### What you need to do:
In the entries, find all lines that hold the word "Справочник" and copy them.

### Stored dataset items:
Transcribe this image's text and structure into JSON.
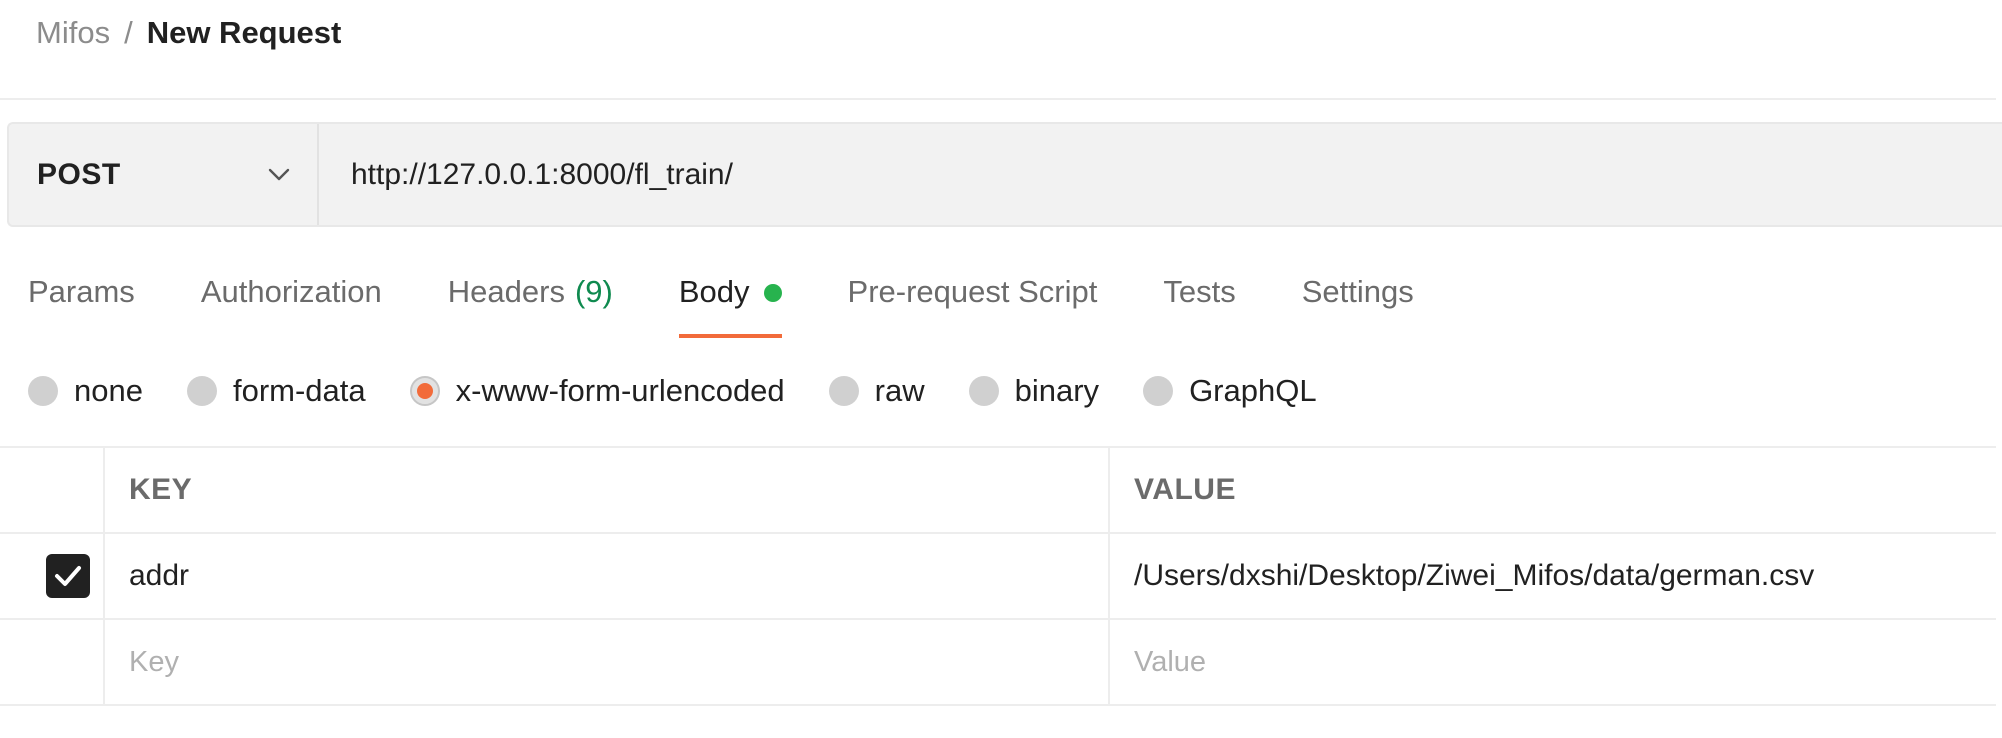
{
  "breadcrumb": {
    "parent": "Mifos",
    "separator": "/",
    "current": "New Request"
  },
  "request": {
    "method": "POST",
    "url": "http://127.0.0.1:8000/fl_train/"
  },
  "tabs": [
    {
      "label": "Params"
    },
    {
      "label": "Authorization"
    },
    {
      "label": "Headers",
      "count": "(9)"
    },
    {
      "label": "Body",
      "active": true,
      "status_color": "#27b34e"
    },
    {
      "label": "Pre-request Script"
    },
    {
      "label": "Tests"
    },
    {
      "label": "Settings"
    }
  ],
  "body_types": [
    {
      "label": "none"
    },
    {
      "label": "form-data"
    },
    {
      "label": "x-www-form-urlencoded",
      "selected": true
    },
    {
      "label": "raw"
    },
    {
      "label": "binary"
    },
    {
      "label": "GraphQL"
    }
  ],
  "table": {
    "headers": {
      "key": "KEY",
      "value": "VALUE"
    },
    "rows": [
      {
        "checked": true,
        "key": "addr",
        "value": "/Users/dxshi/Desktop/Ziwei_Mifos/data/german.csv"
      }
    ],
    "placeholder": {
      "key": "Key",
      "value": "Value"
    }
  },
  "colors": {
    "accent": "#f26b3a",
    "count_green": "#0f8a4f",
    "status_green": "#27b34e"
  },
  "icons": {
    "method_dropdown": "chevron-down-icon",
    "row_checkbox": "check-icon"
  }
}
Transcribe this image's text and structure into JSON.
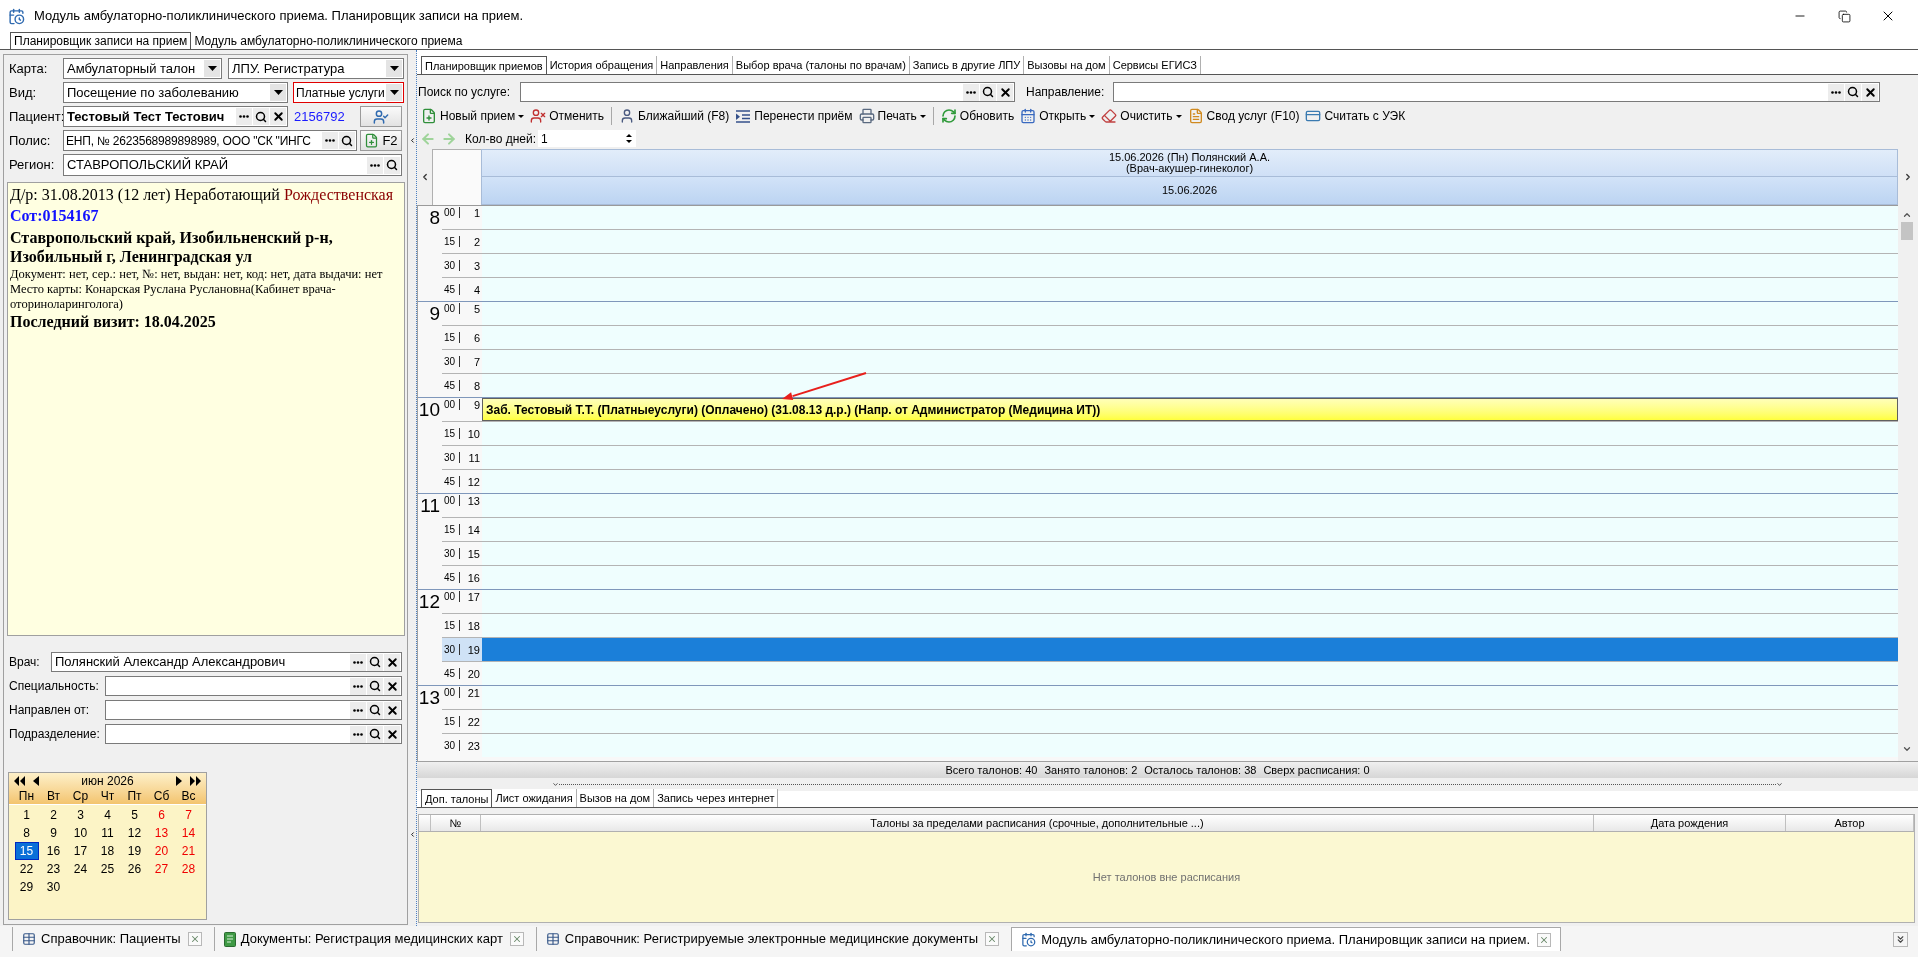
{
  "window": {
    "title": "Модуль амбулаторно-поликлинического приема. Планировщик записи на прием."
  },
  "module_tabs": [
    {
      "label": "Планировщик записи на прием",
      "selected": true
    },
    {
      "label": "Модуль амбулаторно-поликлинического приема",
      "selected": false
    }
  ],
  "left": {
    "card": {
      "label": "Карта:",
      "type": "Амбулаторный талон",
      "lpu": "ЛПУ. Регистратура"
    },
    "visit": {
      "label": "Вид:",
      "reason": "Посещение по заболеванию",
      "payment": "Платные услуги",
      "payment_highlighted": true
    },
    "patient": {
      "label": "Пациент:",
      "name": "Тестовый Тест Тестович",
      "number": "2156792"
    },
    "policy": {
      "label": "Полис:",
      "value": "ЕНП, № 2623568989898989, ООО \"СК \"ИНГС",
      "button": "F2"
    },
    "region": {
      "label": "Регион:",
      "value": "СТАВРОПОЛЬСКИЙ КРАЙ"
    },
    "info": {
      "birth": "Д/р: 31.08.2013 (12 лет) Неработающий",
      "surname": "Рождественская",
      "code": "Сот:0154167",
      "address": "Ставропольский край, Изобильненский р-н, Изобильный г, Ленинградская ул",
      "document": "Документ: нет, сер.: нет, №: нет, выдан: нет, код: нет, дата выдачи: нет",
      "card_place": "Место карты: Конарская Руслана Руслановна(Кабинет врача-оториноларинголога)",
      "last_visit": "Последний визит: 18.04.2025"
    },
    "filters": [
      {
        "label": "Врач:",
        "value": "Полянский Александр Александрович"
      },
      {
        "label": "Специальность:"
      },
      {
        "label": "Направлен от:"
      },
      {
        "label": "Подразделение:"
      }
    ],
    "calendar": {
      "month": "июн 2026",
      "weekdays": [
        "Пн",
        "Вт",
        "Ср",
        "Чт",
        "Пт",
        "Сб",
        "Вс"
      ],
      "days": [
        {
          "label": "1",
          "weekend": false,
          "selected": false
        },
        {
          "label": "2",
          "weekend": false,
          "selected": false
        },
        {
          "label": "3",
          "weekend": false,
          "selected": false
        },
        {
          "label": "4",
          "weekend": false,
          "selected": false
        },
        {
          "label": "5",
          "weekend": false,
          "selected": false
        },
        {
          "label": "6",
          "weekend": true,
          "selected": false
        },
        {
          "label": "7",
          "weekend": true,
          "selected": false
        },
        {
          "label": "8",
          "weekend": false,
          "selected": false
        },
        {
          "label": "9",
          "weekend": false,
          "selected": false
        },
        {
          "label": "10",
          "weekend": false,
          "selected": false
        },
        {
          "label": "11",
          "weekend": false,
          "selected": false
        },
        {
          "label": "12",
          "weekend": false,
          "selected": false
        },
        {
          "label": "13",
          "weekend": true,
          "selected": false
        },
        {
          "label": "14",
          "weekend": true,
          "selected": false
        },
        {
          "label": "15",
          "weekend": false,
          "selected": true
        },
        {
          "label": "16",
          "weekend": false,
          "selected": false
        },
        {
          "label": "17",
          "weekend": false,
          "selected": false
        },
        {
          "label": "18",
          "weekend": false,
          "selected": false
        },
        {
          "label": "19",
          "weekend": false,
          "selected": false
        },
        {
          "label": "20",
          "weekend": true,
          "selected": false
        },
        {
          "label": "21",
          "weekend": true,
          "selected": false
        },
        {
          "label": "22",
          "weekend": false,
          "selected": false
        },
        {
          "label": "23",
          "weekend": false,
          "selected": false
        },
        {
          "label": "24",
          "weekend": false,
          "selected": false
        },
        {
          "label": "25",
          "weekend": false,
          "selected": false
        },
        {
          "label": "26",
          "weekend": false,
          "selected": false
        },
        {
          "label": "27",
          "weekend": true,
          "selected": false
        },
        {
          "label": "28",
          "weekend": true,
          "selected": false
        },
        {
          "label": "29",
          "weekend": false,
          "selected": false
        },
        {
          "label": "30",
          "weekend": false,
          "selected": false
        }
      ]
    }
  },
  "planner": {
    "tabs": [
      {
        "label": "Планировщик приемов",
        "selected": true
      },
      {
        "label": "История обращения",
        "selected": false
      },
      {
        "label": "Направления",
        "selected": false
      },
      {
        "label": "Выбор врача (талоны по врачам)",
        "selected": false
      },
      {
        "label": "Запись в другие ЛПУ",
        "selected": false
      },
      {
        "label": "Вызовы на дом",
        "selected": false
      },
      {
        "label": "Сервисы ЕГИСЗ",
        "selected": false
      }
    ],
    "service_search": {
      "label": "Поиск по услуге:"
    },
    "referral": {
      "label": "Направление:"
    },
    "toolbar": [
      {
        "kind": "new",
        "label": "Новый прием",
        "dropdown": true,
        "separator_before": false
      },
      {
        "kind": "cancel",
        "label": "Отменить",
        "dropdown": false,
        "separator_before": false
      },
      {
        "kind": "nearest",
        "label": "Ближайший (F8)",
        "dropdown": false,
        "separator_before": true
      },
      {
        "kind": "move",
        "label": "Перенести приём",
        "dropdown": false,
        "separator_before": false
      },
      {
        "kind": "print",
        "label": "Печать",
        "dropdown": true,
        "separator_before": false
      },
      {
        "kind": "refresh",
        "label": "Обновить",
        "dropdown": false,
        "separator_before": true
      },
      {
        "kind": "open",
        "label": "Открыть",
        "dropdown": true,
        "separator_before": false
      },
      {
        "kind": "clear",
        "label": "Очистить",
        "dropdown": true,
        "separator_before": false
      },
      {
        "kind": "summary",
        "label": "Свод услуг (F10)",
        "dropdown": false,
        "separator_before": false
      },
      {
        "kind": "card",
        "label": "Считать с УЭК",
        "dropdown": false,
        "separator_before": false
      }
    ],
    "days_count": {
      "label": "Кол-во дней:",
      "value": "1"
    },
    "schedule": {
      "title": "15.06.2026 (Пн) Полянский А.А.",
      "subtitle": "(Врач-акушер-гинеколог)",
      "date": "15.06.2026",
      "annotation": {
        "kind": "arrow"
      },
      "hours": [
        {
          "hour": "8",
          "slots": [
            {
              "minute": "00",
              "number": "1",
              "selected": false
            },
            {
              "minute": "15",
              "number": "2",
              "selected": false
            },
            {
              "minute": "30",
              "number": "3",
              "selected": false
            },
            {
              "minute": "45",
              "number": "4",
              "selected": false
            }
          ]
        },
        {
          "hour": "9",
          "slots": [
            {
              "minute": "00",
              "number": "5",
              "selected": false
            },
            {
              "minute": "15",
              "number": "6",
              "selected": false
            },
            {
              "minute": "30",
              "number": "7",
              "selected": false
            },
            {
              "minute": "45",
              "number": "8",
              "selected": false
            }
          ]
        },
        {
          "hour": "10",
          "slots": [
            {
              "minute": "00",
              "number": "9",
              "selected": false,
              "appointment": "Заб. Тестовый Т.Т. (Платныеуслуги) (Оплачено) (31.08.13 д.р.) (Напр. от Администратор (Медицина ИТ))"
            },
            {
              "minute": "15",
              "number": "10",
              "selected": false
            },
            {
              "minute": "30",
              "number": "11",
              "selected": false
            },
            {
              "minute": "45",
              "number": "12",
              "selected": false
            }
          ]
        },
        {
          "hour": "11",
          "slots": [
            {
              "minute": "00",
              "number": "13",
              "selected": false
            },
            {
              "minute": "15",
              "number": "14",
              "selected": false
            },
            {
              "minute": "30",
              "number": "15",
              "selected": false
            },
            {
              "minute": "45",
              "number": "16",
              "selected": false
            }
          ]
        },
        {
          "hour": "12",
          "slots": [
            {
              "minute": "00",
              "number": "17",
              "selected": false
            },
            {
              "minute": "15",
              "number": "18",
              "selected": false
            },
            {
              "minute": "30",
              "number": "19",
              "selected": true
            },
            {
              "minute": "45",
              "number": "20",
              "selected": false
            }
          ]
        },
        {
          "hour": "13",
          "slots": [
            {
              "minute": "00",
              "number": "21",
              "selected": false
            },
            {
              "minute": "15",
              "number": "22",
              "selected": false
            },
            {
              "minute": "30",
              "number": "23",
              "selected": false
            }
          ]
        }
      ]
    },
    "summary": [
      "Всего талонов: 40",
      "Занято талонов: 2",
      "Осталось талонов: 38",
      "Сверх расписания: 0"
    ],
    "bottom_tabs": [
      {
        "label": "Доп. талоны",
        "selected": true
      },
      {
        "label": "Лист ожидания",
        "selected": false
      },
      {
        "label": "Вызов на дом",
        "selected": false
      },
      {
        "label": "Запись через интернет",
        "selected": false
      }
    ],
    "extra_table": {
      "columns": [
        "№",
        "Талоны за пределами расписания (срочные, дополнительные ...)",
        "Дата рождения",
        "Автор"
      ],
      "empty_text": "Нет талонов вне расписания"
    }
  },
  "taskbar": [
    {
      "kind": "table",
      "label": "Справочник: Пациенты",
      "selected": false
    },
    {
      "kind": "document",
      "label": "Документы: Регистрация медицинских карт",
      "selected": false
    },
    {
      "kind": "table",
      "label": "Справочник: Регистрируемые электронные медицинские документы",
      "selected": false
    },
    {
      "kind": "scheduler",
      "label": "Модуль амбулаторно-поликлинического приема. Планировщик записи на прием.",
      "selected": true
    }
  ]
}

### The reply:
      "label": "Справочник: Пациенты",
      "label": "Справочник: Регистрируемые электронные медицинские документы",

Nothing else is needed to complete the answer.